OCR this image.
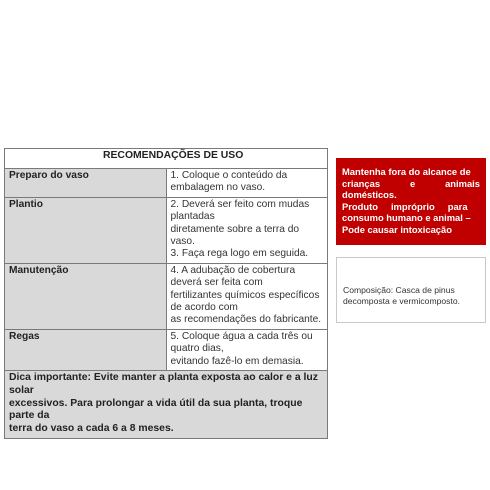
RECOMENDAÇÕES DE USO	
Preparo do vaso	1. Coloque o conteúdo da embalagem no vaso.

Plantio	2. Deverá ser feito com mudas plantadas
diretamente sobre a terra do vaso.
3. Faça rega logo em seguida.

Manutenção	4. A adubação de cobertura deverá ser feita com
fertilizantes químicos específicos de acordo com
as recomendações do fabricante.

Regas	5. Coloque água a cada três ou quatro dias,
evitando fazê-lo em demasia.

Dica importante: Evite manter a planta exposta ao calor e a luz solar
excessivos. Para prolongar a vida útil da sua planta, troque parte da
terra do vaso a cada 6 a 8 meses.	
Mantenha fora do alcance de
crianças e animais domésticos.
Produto     impróprio     para
consumo humano e animal –
Pode causar intoxicação
Composição: Casca de pinus
decomposta e vermicomposto.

....

*WORK INSTRUCTIONS*. Without including the pictures, reproduce all entries exactly.

*SOLUTION BELOW*.
OCR this image.
RECOMENDAÇÕES DE USO	
Preparo do vaso	1. Coloque o conteúdo da embalagem no vaso.

Plantio	2. Deverá ser feito com mudas plantadas
diretamente sobre a terra do vaso.
3. Faça rega logo em seguida.

Manutenção	4. A adubação de cobertura deverá ser feita com
fertilizantes químicos específicos de acordo com
as recomendações do fabricante.

Regas	5. Coloque água a cada três ou quatro dias,
evitando fazê-lo em demasia.

Dica importante: Evite manter a planta exposta ao calor e a luz solar
excessivos. Para prolongar a vida útil da sua planta, troque parte da
terra do vaso a cada 6 a 8 meses.	
Mantenha fora do alcance de
crianças e animais domésticos.
Produto     impróprio     para
consumo humano e animal –
Pode causar intoxicação
Composição: Casca de pinus
decomposta e vermicomposto.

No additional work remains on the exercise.